*What to produce:*
Output all of the entries below precisely as written.

*Recorded data:*
================================

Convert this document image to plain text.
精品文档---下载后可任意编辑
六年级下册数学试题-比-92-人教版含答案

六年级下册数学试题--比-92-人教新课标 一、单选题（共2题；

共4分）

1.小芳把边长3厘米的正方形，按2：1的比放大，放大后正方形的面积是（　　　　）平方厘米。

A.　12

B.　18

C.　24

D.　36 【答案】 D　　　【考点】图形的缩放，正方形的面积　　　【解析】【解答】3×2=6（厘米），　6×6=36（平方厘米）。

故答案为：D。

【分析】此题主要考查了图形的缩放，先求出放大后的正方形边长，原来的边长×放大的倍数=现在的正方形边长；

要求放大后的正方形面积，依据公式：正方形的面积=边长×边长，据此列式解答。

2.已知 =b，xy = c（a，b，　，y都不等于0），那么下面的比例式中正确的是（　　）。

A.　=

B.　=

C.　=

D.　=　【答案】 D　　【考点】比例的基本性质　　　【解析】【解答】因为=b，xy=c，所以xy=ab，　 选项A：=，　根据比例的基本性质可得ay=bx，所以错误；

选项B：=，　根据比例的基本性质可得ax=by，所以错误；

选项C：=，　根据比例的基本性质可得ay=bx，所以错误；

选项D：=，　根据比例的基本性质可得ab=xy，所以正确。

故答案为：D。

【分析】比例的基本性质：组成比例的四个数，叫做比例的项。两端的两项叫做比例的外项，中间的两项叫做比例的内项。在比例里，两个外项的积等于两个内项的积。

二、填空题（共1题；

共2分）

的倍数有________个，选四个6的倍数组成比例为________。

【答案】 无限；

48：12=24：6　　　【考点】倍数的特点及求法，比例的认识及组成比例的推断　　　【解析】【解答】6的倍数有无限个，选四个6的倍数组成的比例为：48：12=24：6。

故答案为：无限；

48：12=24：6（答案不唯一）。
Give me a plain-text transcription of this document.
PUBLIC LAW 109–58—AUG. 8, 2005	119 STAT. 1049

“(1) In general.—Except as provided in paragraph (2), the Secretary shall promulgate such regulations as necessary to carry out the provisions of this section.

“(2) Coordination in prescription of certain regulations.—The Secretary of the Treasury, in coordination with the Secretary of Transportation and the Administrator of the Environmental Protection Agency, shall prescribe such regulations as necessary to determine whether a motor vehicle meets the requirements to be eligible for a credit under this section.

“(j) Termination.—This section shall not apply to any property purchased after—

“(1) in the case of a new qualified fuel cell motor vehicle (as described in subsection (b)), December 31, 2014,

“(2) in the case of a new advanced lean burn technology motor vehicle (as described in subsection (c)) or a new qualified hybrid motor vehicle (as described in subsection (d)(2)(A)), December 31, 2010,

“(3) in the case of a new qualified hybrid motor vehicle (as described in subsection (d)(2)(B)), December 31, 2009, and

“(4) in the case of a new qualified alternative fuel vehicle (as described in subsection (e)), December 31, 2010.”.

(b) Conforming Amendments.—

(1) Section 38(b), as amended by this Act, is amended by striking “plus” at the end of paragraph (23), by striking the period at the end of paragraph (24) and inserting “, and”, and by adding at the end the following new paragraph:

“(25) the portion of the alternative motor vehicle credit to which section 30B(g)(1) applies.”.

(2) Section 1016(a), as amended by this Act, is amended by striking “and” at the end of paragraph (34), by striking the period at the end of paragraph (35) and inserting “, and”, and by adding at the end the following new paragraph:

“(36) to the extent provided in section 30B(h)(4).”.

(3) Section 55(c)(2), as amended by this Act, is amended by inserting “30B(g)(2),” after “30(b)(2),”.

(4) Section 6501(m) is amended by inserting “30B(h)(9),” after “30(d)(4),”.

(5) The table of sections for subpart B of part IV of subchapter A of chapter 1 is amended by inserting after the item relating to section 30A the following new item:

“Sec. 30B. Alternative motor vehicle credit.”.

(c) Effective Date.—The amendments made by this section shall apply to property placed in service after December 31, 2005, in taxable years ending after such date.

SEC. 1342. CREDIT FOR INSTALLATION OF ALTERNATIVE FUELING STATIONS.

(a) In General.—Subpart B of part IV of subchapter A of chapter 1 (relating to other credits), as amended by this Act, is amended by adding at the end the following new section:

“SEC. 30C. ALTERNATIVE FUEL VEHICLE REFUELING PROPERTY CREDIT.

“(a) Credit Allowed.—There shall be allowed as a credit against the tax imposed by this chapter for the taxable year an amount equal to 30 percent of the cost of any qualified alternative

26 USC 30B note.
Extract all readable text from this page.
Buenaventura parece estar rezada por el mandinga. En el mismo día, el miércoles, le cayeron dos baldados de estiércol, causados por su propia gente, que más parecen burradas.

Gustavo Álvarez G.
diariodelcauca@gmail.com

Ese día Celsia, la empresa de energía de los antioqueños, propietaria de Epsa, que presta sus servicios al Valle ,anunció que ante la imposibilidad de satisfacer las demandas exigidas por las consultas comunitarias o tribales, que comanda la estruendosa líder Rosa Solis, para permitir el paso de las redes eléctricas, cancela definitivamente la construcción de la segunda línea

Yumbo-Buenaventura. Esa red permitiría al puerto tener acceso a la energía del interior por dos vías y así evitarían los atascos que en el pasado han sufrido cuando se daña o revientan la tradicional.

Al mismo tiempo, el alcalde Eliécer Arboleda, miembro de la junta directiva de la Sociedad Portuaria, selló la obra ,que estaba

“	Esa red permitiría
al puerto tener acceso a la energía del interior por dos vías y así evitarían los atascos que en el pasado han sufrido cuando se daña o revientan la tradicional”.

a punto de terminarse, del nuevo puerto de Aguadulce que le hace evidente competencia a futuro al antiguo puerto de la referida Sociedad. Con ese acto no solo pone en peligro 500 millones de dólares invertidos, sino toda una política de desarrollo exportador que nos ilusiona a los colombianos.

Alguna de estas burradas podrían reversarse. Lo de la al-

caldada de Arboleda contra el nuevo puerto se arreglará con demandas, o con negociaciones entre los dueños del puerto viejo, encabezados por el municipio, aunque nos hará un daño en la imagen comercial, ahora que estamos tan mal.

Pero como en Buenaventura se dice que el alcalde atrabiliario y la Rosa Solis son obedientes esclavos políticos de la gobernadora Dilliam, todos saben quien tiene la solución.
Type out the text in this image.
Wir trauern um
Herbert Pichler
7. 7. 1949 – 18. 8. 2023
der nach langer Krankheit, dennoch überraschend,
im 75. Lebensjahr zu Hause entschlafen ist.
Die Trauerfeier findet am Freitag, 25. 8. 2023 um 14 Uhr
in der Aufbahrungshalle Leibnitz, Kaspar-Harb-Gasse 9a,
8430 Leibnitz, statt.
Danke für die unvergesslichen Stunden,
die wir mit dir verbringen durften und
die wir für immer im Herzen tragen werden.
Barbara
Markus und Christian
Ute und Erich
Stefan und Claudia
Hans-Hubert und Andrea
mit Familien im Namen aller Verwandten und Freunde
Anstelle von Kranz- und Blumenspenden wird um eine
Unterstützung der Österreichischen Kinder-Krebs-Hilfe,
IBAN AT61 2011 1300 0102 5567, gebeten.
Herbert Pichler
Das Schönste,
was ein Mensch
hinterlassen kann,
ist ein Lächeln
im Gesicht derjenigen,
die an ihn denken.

================================

*Response to the task:*
Convert this document image to plain text.
精品文档---下载后可任意编辑
六年级下册数学试题-比-92-人教版含答案

六年级下册数学试题--比-92-人教新课标 一、单选题（共2题；

共4分）

1.小芳把边长3厘米的正方形，按2：1的比放大，放大后正方形的面积是（　　　　）平方厘米。

A.　12

B.　18

C.　24

D.　36 【答案】 D　　　【考点】图形的缩放，正方形的面积　　　【解析】【解答】3×2=6（厘米），　6×6=36（平方厘米）。

故答案为：D。

【分析】此题主要考查了图形的缩放，先求出放大后的正方形边长，原来的边长×放大的倍数=现在的正方形边长；

要求放大后的正方形面积，依据公式：正方形的面积=边长×边长，据此列式解答。

2.已知 =b，xy = c（a，b，　，y都不等于0），那么下面的比例式中正确的是（　　）。

A.　=

B.　=

C.　=

D.　=　【答案】 D　　【考点】比例的基本性质　　　【解析】【解答】因为=b，xy=c，所以xy=ab，　 选项A：=，　根据比例的基本性质可得ay=bx，所以错误；

选项B：=，　根据比例的基本性质可得ax=by，所以错误；

选项C：=，　根据比例的基本性质可得ay=bx，所以错误；

选项D：=，　根据比例的基本性质可得ab=xy，所以正确。

故答案为：D。

【分析】比例的基本性质：组成比例的四个数，叫做比例的项。两端的两项叫做比例的外项，中间的两项叫做比例的内项。在比例里，两个外项的积等于两个内项的积。

二、填空题（共1题；

共2分）

的倍数有________个，选四个6的倍数组成比例为________。

【答案】 无限；

48：12=24：6　　　【考点】倍数的特点及求法，比例的认识及组成比例的推断　　　【解析】【解答】6的倍数有无限个，选四个6的倍数组成的比例为：48：12=24：6。

故答案为：无限；

48：12=24：6（答案不唯一）。
Give me a plain-text transcription of this document.
PUBLIC LAW 109–58—AUG. 8, 2005	119 STAT. 1049

“(1) In general.—Except as provided in paragraph (2), the Secretary shall promulgate such regulations as necessary to carry out the provisions of this section.

“(2) Coordination in prescription of certain regulations.—The Secretary of the Treasury, in coordination with the Secretary of Transportation and the Administrator of the Environmental Protection Agency, shall prescribe such regulations as necessary to determine whether a motor vehicle meets the requirements to be eligible for a credit under this section.

“(j) Termination.—This section shall not apply to any property purchased after—

“(1) in the case of a new qualified fuel cell motor vehicle (as described in subsection (b)), December 31, 2014,

“(2) in the case of a new advanced lean burn technology motor vehicle (as described in subsection (c)) or a new qualified hybrid motor vehicle (as described in subsection (d)(2)(A)), December 31, 2010,

“(3) in the case of a new qualified hybrid motor vehicle (as described in subsection (d)(2)(B)), December 31, 2009, and

“(4) in the case of a new qualified alternative fuel vehicle (as described in subsection (e)), December 31, 2010.”.

(b) Conforming Amendments.—

(1) Section 38(b), as amended by this Act, is amended by striking “plus” at the end of paragraph (23), by striking the period at the end of paragraph (24) and inserting “, and”, and by adding at the end the following new paragraph:

“(25) the portion of the alternative motor vehicle credit to which section 30B(g)(1) applies.”.

(2) Section 1016(a), as amended by this Act, is amended by striking “and” at the end of paragraph (34), by striking the period at the end of paragraph (35) and inserting “, and”, and by adding at the end the following new paragraph:

“(36) to the extent provided in section 30B(h)(4).”.

(3) Section 55(c)(2), as amended by this Act, is amended by inserting “30B(g)(2),” after “30(b)(2),”.

(4) Section 6501(m) is amended by inserting “30B(h)(9),” after “30(d)(4),”.

(5) The table of sections for subpart B of part IV of subchapter A of chapter 1 is amended by inserting after the item relating to section 30A the following new item:

“Sec. 30B. Alternative motor vehicle credit.”.

(c) Effective Date.—The amendments made by this section shall apply to property placed in service after December 31, 2005, in taxable years ending after such date.

SEC. 1342. CREDIT FOR INSTALLATION OF ALTERNATIVE FUELING STATIONS.

(a) In General.—Subpart B of part IV of subchapter A of chapter 1 (relating to other credits), as amended by this Act, is amended by adding at the end the following new section:

“SEC. 30C. ALTERNATIVE FUEL VEHICLE REFUELING PROPERTY CREDIT.

“(a) Credit Allowed.—There shall be allowed as a credit against the tax imposed by this chapter for the taxable year an amount equal to 30 percent of the cost of any qualified alternative

26 USC 30B note.
Extract all readable text from this page.
Buenaventura parece estar rezada por el mandinga. En el mismo día, el miércoles, le cayeron dos baldados de estiércol, causados por su propia gente, que más parecen burradas.

Gustavo Álvarez G.
diariodelcauca@gmail.com

Ese día Celsia, la empresa de energía de los antioqueños, propietaria de Epsa, que presta sus servicios al Valle ,anunció que ante la imposibilidad de satisfacer las demandas exigidas por las consultas comunitarias o tribales, que comanda la estruendosa líder Rosa Solis, para permitir el paso de las redes eléctricas, cancela definitivamente la construcción de la segunda línea

Yumbo-Buenaventura. Esa red permitiría al puerto tener acceso a la energía del interior por dos vías y así evitarían los atascos que en el pasado han sufrido cuando se daña o revientan la tradicional.

Al mismo tiempo, el alcalde Eliécer Arboleda, miembro de la junta directiva de la Sociedad Portuaria, selló la obra ,que estaba

“	Esa red permitiría
al puerto tener acceso a la energía del interior por dos vías y así evitarían los atascos que en el pasado han sufrido cuando se daña o revientan la tradicional”.

a punto de terminarse, del nuevo puerto de Aguadulce que le hace evidente competencia a futuro al antiguo puerto de la referida Sociedad. Con ese acto no solo pone en peligro 500 millones de dólares invertidos, sino toda una política de desarrollo exportador que nos ilusiona a los colombianos.

Alguna de estas burradas podrían reversarse. Lo de la al-

caldada de Arboleda contra el nuevo puerto se arreglará con demandas, o con negociaciones entre los dueños del puerto viejo, encabezados por el municipio, aunque nos hará un daño en la imagen comercial, ahora que estamos tan mal.

Pero como en Buenaventura se dice que el alcalde atrabiliario y la Rosa Solis son obedientes esclavos políticos de la gobernadora Dilliam, todos saben quien tiene la solución.
Type out the text in this image.
Wir trauern um
Herbert Pichler
7. 7. 1949 – 18. 8. 2023
der nach langer Krankheit, dennoch überraschend,
im 75. Lebensjahr zu Hause entschlafen ist.
Die Trauerfeier findet am Freitag, 25. 8. 2023 um 14 Uhr
in der Aufbahrungshalle Leibnitz, Kaspar-Harb-Gasse 9a,
8430 Leibnitz, statt.
Danke für die unvergesslichen Stunden,
die wir mit dir verbringen durften und
die wir für immer im Herzen tragen werden.
Barbara
Markus und Christian
Ute und Erich
Stefan und Claudia
Hans-Hubert und Andrea
mit Familien im Namen aller Verwandten und Freunde
Anstelle von Kranz- und Blumenspenden wird um eine
Unterstützung der Österreichischen Kinder-Krebs-Hilfe,
IBAN AT61 2011 1300 0102 5567, gebeten.
Herbert Pichler
Das Schönste,
was ein Mensch
hinterlassen kann,
ist ein Lächeln
im Gesicht derjenigen,
die an ihn denken.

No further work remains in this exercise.